**Aim:** Return all the data below as it stands, minus the pictures.

··········

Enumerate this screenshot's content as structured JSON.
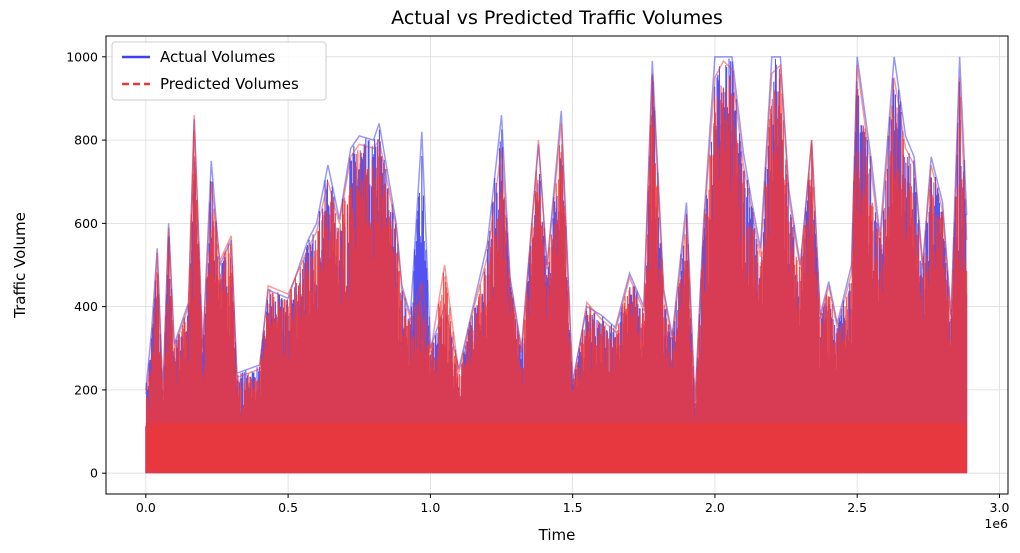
{
  "chart_data": {
    "type": "line",
    "title": "Actual vs Predicted Traffic Volumes",
    "xlabel": "Time",
    "ylabel": "Traffic Volume",
    "x_offset_label": "1e6",
    "xlim": [
      -0.14,
      3.03
    ],
    "ylim": [
      -50,
      1050
    ],
    "x_ticks": [
      0.0,
      0.5,
      1.0,
      1.5,
      2.0,
      2.5,
      3.0
    ],
    "x_tick_labels": [
      "0.0",
      "0.5",
      "1.0",
      "1.5",
      "2.0",
      "2.5",
      "3.0"
    ],
    "y_ticks": [
      0,
      200,
      400,
      600,
      800,
      1000
    ],
    "y_tick_labels": [
      "0",
      "200",
      "400",
      "600",
      "800",
      "1000"
    ],
    "grid": true,
    "legend": "top-left",
    "x_range": [
      0.0,
      2.885
    ],
    "series": [
      {
        "name": "Actual Volumes",
        "color": "#4040f0",
        "style": "solid",
        "peak_envelope": [
          [
            0.0,
            200
          ],
          [
            0.02,
            340
          ],
          [
            0.04,
            540
          ],
          [
            0.06,
            190
          ],
          [
            0.08,
            600
          ],
          [
            0.1,
            310
          ],
          [
            0.15,
            410
          ],
          [
            0.17,
            850
          ],
          [
            0.2,
            300
          ],
          [
            0.23,
            750
          ],
          [
            0.26,
            500
          ],
          [
            0.3,
            560
          ],
          [
            0.32,
            240
          ],
          [
            0.4,
            260
          ],
          [
            0.43,
            440
          ],
          [
            0.5,
            420
          ],
          [
            0.57,
            560
          ],
          [
            0.6,
            600
          ],
          [
            0.64,
            740
          ],
          [
            0.68,
            610
          ],
          [
            0.72,
            780
          ],
          [
            0.75,
            810
          ],
          [
            0.8,
            800
          ],
          [
            0.82,
            840
          ],
          [
            0.88,
            600
          ],
          [
            0.9,
            450
          ],
          [
            0.93,
            380
          ],
          [
            0.97,
            820
          ],
          [
            1.0,
            300
          ],
          [
            1.05,
            400
          ],
          [
            1.1,
            250
          ],
          [
            1.15,
            400
          ],
          [
            1.2,
            550
          ],
          [
            1.25,
            860
          ],
          [
            1.28,
            470
          ],
          [
            1.32,
            300
          ],
          [
            1.38,
            790
          ],
          [
            1.41,
            500
          ],
          [
            1.46,
            870
          ],
          [
            1.5,
            220
          ],
          [
            1.55,
            400
          ],
          [
            1.6,
            380
          ],
          [
            1.65,
            350
          ],
          [
            1.7,
            480
          ],
          [
            1.75,
            400
          ],
          [
            1.78,
            990
          ],
          [
            1.82,
            440
          ],
          [
            1.85,
            330
          ],
          [
            1.9,
            650
          ],
          [
            1.93,
            170
          ],
          [
            1.96,
            600
          ],
          [
            2.0,
            1000
          ],
          [
            2.03,
            1000
          ],
          [
            2.06,
            1000
          ],
          [
            2.1,
            770
          ],
          [
            2.13,
            650
          ],
          [
            2.16,
            540
          ],
          [
            2.2,
            1000
          ],
          [
            2.23,
            1000
          ],
          [
            2.26,
            680
          ],
          [
            2.3,
            500
          ],
          [
            2.34,
            800
          ],
          [
            2.37,
            380
          ],
          [
            2.4,
            460
          ],
          [
            2.43,
            360
          ],
          [
            2.48,
            500
          ],
          [
            2.5,
            1000
          ],
          [
            2.55,
            750
          ],
          [
            2.58,
            570
          ],
          [
            2.63,
            1000
          ],
          [
            2.67,
            810
          ],
          [
            2.7,
            760
          ],
          [
            2.73,
            500
          ],
          [
            2.76,
            760
          ],
          [
            2.8,
            650
          ],
          [
            2.83,
            380
          ],
          [
            2.86,
            1000
          ],
          [
            2.885,
            620
          ]
        ]
      },
      {
        "name": "Predicted Volumes",
        "color": "#ee3838",
        "style": "dashed",
        "peak_envelope": [
          [
            0.0,
            190
          ],
          [
            0.02,
            280
          ],
          [
            0.04,
            530
          ],
          [
            0.06,
            180
          ],
          [
            0.08,
            590
          ],
          [
            0.1,
            300
          ],
          [
            0.15,
            400
          ],
          [
            0.17,
            860
          ],
          [
            0.2,
            290
          ],
          [
            0.23,
            700
          ],
          [
            0.26,
            510
          ],
          [
            0.3,
            570
          ],
          [
            0.32,
            230
          ],
          [
            0.4,
            250
          ],
          [
            0.43,
            450
          ],
          [
            0.5,
            430
          ],
          [
            0.57,
            540
          ],
          [
            0.6,
            580
          ],
          [
            0.64,
            700
          ],
          [
            0.68,
            600
          ],
          [
            0.72,
            760
          ],
          [
            0.75,
            790
          ],
          [
            0.8,
            780
          ],
          [
            0.82,
            800
          ],
          [
            0.88,
            590
          ],
          [
            0.9,
            440
          ],
          [
            0.93,
            370
          ],
          [
            0.97,
            460
          ],
          [
            1.0,
            290
          ],
          [
            1.05,
            500
          ],
          [
            1.1,
            240
          ],
          [
            1.15,
            390
          ],
          [
            1.2,
            520
          ],
          [
            1.25,
            780
          ],
          [
            1.28,
            460
          ],
          [
            1.32,
            290
          ],
          [
            1.38,
            800
          ],
          [
            1.41,
            490
          ],
          [
            1.46,
            840
          ],
          [
            1.5,
            210
          ],
          [
            1.55,
            410
          ],
          [
            1.6,
            370
          ],
          [
            1.65,
            340
          ],
          [
            1.7,
            470
          ],
          [
            1.75,
            390
          ],
          [
            1.78,
            960
          ],
          [
            1.82,
            430
          ],
          [
            1.85,
            320
          ],
          [
            1.9,
            620
          ],
          [
            1.93,
            160
          ],
          [
            1.96,
            580
          ],
          [
            2.0,
            950
          ],
          [
            2.03,
            990
          ],
          [
            2.06,
            970
          ],
          [
            2.1,
            740
          ],
          [
            2.13,
            630
          ],
          [
            2.16,
            520
          ],
          [
            2.2,
            960
          ],
          [
            2.23,
            980
          ],
          [
            2.26,
            660
          ],
          [
            2.3,
            490
          ],
          [
            2.34,
            800
          ],
          [
            2.37,
            370
          ],
          [
            2.4,
            450
          ],
          [
            2.43,
            350
          ],
          [
            2.48,
            480
          ],
          [
            2.5,
            980
          ],
          [
            2.55,
            720
          ],
          [
            2.58,
            550
          ],
          [
            2.63,
            950
          ],
          [
            2.67,
            780
          ],
          [
            2.7,
            740
          ],
          [
            2.73,
            490
          ],
          [
            2.76,
            740
          ],
          [
            2.8,
            630
          ],
          [
            2.83,
            370
          ],
          [
            2.86,
            950
          ],
          [
            2.885,
            560
          ]
        ]
      }
    ]
  }
}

··········

**Worked solution:**
Enumerate this screenshot's content as structured JSON.
{
  "chart_data": {
    "type": "line",
    "title": "Actual vs Predicted Traffic Volumes",
    "xlabel": "Time",
    "ylabel": "Traffic Volume",
    "x_offset_label": "1e6",
    "xlim": [
      -0.14,
      3.03
    ],
    "ylim": [
      -50,
      1050
    ],
    "x_ticks": [
      0.0,
      0.5,
      1.0,
      1.5,
      2.0,
      2.5,
      3.0
    ],
    "x_tick_labels": [
      "0.0",
      "0.5",
      "1.0",
      "1.5",
      "2.0",
      "2.5",
      "3.0"
    ],
    "y_ticks": [
      0,
      200,
      400,
      600,
      800,
      1000
    ],
    "y_tick_labels": [
      "0",
      "200",
      "400",
      "600",
      "800",
      "1000"
    ],
    "grid": true,
    "legend": "top-left",
    "x_range": [
      0.0,
      2.885
    ],
    "series": [
      {
        "name": "Actual Volumes",
        "color": "#4040f0",
        "style": "solid",
        "peak_envelope": [
          [
            0.0,
            200
          ],
          [
            0.02,
            340
          ],
          [
            0.04,
            540
          ],
          [
            0.06,
            190
          ],
          [
            0.08,
            600
          ],
          [
            0.1,
            310
          ],
          [
            0.15,
            410
          ],
          [
            0.17,
            850
          ],
          [
            0.2,
            300
          ],
          [
            0.23,
            750
          ],
          [
            0.26,
            500
          ],
          [
            0.3,
            560
          ],
          [
            0.32,
            240
          ],
          [
            0.4,
            260
          ],
          [
            0.43,
            440
          ],
          [
            0.5,
            420
          ],
          [
            0.57,
            560
          ],
          [
            0.6,
            600
          ],
          [
            0.64,
            740
          ],
          [
            0.68,
            610
          ],
          [
            0.72,
            780
          ],
          [
            0.75,
            810
          ],
          [
            0.8,
            800
          ],
          [
            0.82,
            840
          ],
          [
            0.88,
            600
          ],
          [
            0.9,
            450
          ],
          [
            0.93,
            380
          ],
          [
            0.97,
            820
          ],
          [
            1.0,
            300
          ],
          [
            1.05,
            400
          ],
          [
            1.1,
            250
          ],
          [
            1.15,
            400
          ],
          [
            1.2,
            550
          ],
          [
            1.25,
            860
          ],
          [
            1.28,
            470
          ],
          [
            1.32,
            300
          ],
          [
            1.38,
            790
          ],
          [
            1.41,
            500
          ],
          [
            1.46,
            870
          ],
          [
            1.5,
            220
          ],
          [
            1.55,
            400
          ],
          [
            1.6,
            380
          ],
          [
            1.65,
            350
          ],
          [
            1.7,
            480
          ],
          [
            1.75,
            400
          ],
          [
            1.78,
            990
          ],
          [
            1.82,
            440
          ],
          [
            1.85,
            330
          ],
          [
            1.9,
            650
          ],
          [
            1.93,
            170
          ],
          [
            1.96,
            600
          ],
          [
            2.0,
            1000
          ],
          [
            2.03,
            1000
          ],
          [
            2.06,
            1000
          ],
          [
            2.1,
            770
          ],
          [
            2.13,
            650
          ],
          [
            2.16,
            540
          ],
          [
            2.2,
            1000
          ],
          [
            2.23,
            1000
          ],
          [
            2.26,
            680
          ],
          [
            2.3,
            500
          ],
          [
            2.34,
            800
          ],
          [
            2.37,
            380
          ],
          [
            2.4,
            460
          ],
          [
            2.43,
            360
          ],
          [
            2.48,
            500
          ],
          [
            2.5,
            1000
          ],
          [
            2.55,
            750
          ],
          [
            2.58,
            570
          ],
          [
            2.63,
            1000
          ],
          [
            2.67,
            810
          ],
          [
            2.7,
            760
          ],
          [
            2.73,
            500
          ],
          [
            2.76,
            760
          ],
          [
            2.8,
            650
          ],
          [
            2.83,
            380
          ],
          [
            2.86,
            1000
          ],
          [
            2.885,
            620
          ]
        ]
      },
      {
        "name": "Predicted Volumes",
        "color": "#ee3838",
        "style": "dashed",
        "peak_envelope": [
          [
            0.0,
            190
          ],
          [
            0.02,
            280
          ],
          [
            0.04,
            530
          ],
          [
            0.06,
            180
          ],
          [
            0.08,
            590
          ],
          [
            0.1,
            300
          ],
          [
            0.15,
            400
          ],
          [
            0.17,
            860
          ],
          [
            0.2,
            290
          ],
          [
            0.23,
            700
          ],
          [
            0.26,
            510
          ],
          [
            0.3,
            570
          ],
          [
            0.32,
            230
          ],
          [
            0.4,
            250
          ],
          [
            0.43,
            450
          ],
          [
            0.5,
            430
          ],
          [
            0.57,
            540
          ],
          [
            0.6,
            580
          ],
          [
            0.64,
            700
          ],
          [
            0.68,
            600
          ],
          [
            0.72,
            760
          ],
          [
            0.75,
            790
          ],
          [
            0.8,
            780
          ],
          [
            0.82,
            800
          ],
          [
            0.88,
            590
          ],
          [
            0.9,
            440
          ],
          [
            0.93,
            370
          ],
          [
            0.97,
            460
          ],
          [
            1.0,
            290
          ],
          [
            1.05,
            500
          ],
          [
            1.1,
            240
          ],
          [
            1.15,
            390
          ],
          [
            1.2,
            520
          ],
          [
            1.25,
            780
          ],
          [
            1.28,
            460
          ],
          [
            1.32,
            290
          ],
          [
            1.38,
            800
          ],
          [
            1.41,
            490
          ],
          [
            1.46,
            840
          ],
          [
            1.5,
            210
          ],
          [
            1.55,
            410
          ],
          [
            1.6,
            370
          ],
          [
            1.65,
            340
          ],
          [
            1.7,
            470
          ],
          [
            1.75,
            390
          ],
          [
            1.78,
            960
          ],
          [
            1.82,
            430
          ],
          [
            1.85,
            320
          ],
          [
            1.9,
            620
          ],
          [
            1.93,
            160
          ],
          [
            1.96,
            580
          ],
          [
            2.0,
            950
          ],
          [
            2.03,
            990
          ],
          [
            2.06,
            970
          ],
          [
            2.1,
            740
          ],
          [
            2.13,
            630
          ],
          [
            2.16,
            520
          ],
          [
            2.2,
            960
          ],
          [
            2.23,
            980
          ],
          [
            2.26,
            660
          ],
          [
            2.3,
            490
          ],
          [
            2.34,
            800
          ],
          [
            2.37,
            370
          ],
          [
            2.4,
            450
          ],
          [
            2.43,
            350
          ],
          [
            2.48,
            480
          ],
          [
            2.5,
            980
          ],
          [
            2.55,
            720
          ],
          [
            2.58,
            550
          ],
          [
            2.63,
            950
          ],
          [
            2.67,
            780
          ],
          [
            2.7,
            740
          ],
          [
            2.73,
            490
          ],
          [
            2.76,
            740
          ],
          [
            2.8,
            630
          ],
          [
            2.83,
            370
          ],
          [
            2.86,
            950
          ],
          [
            2.885,
            560
          ]
        ]
      }
    ]
  }
}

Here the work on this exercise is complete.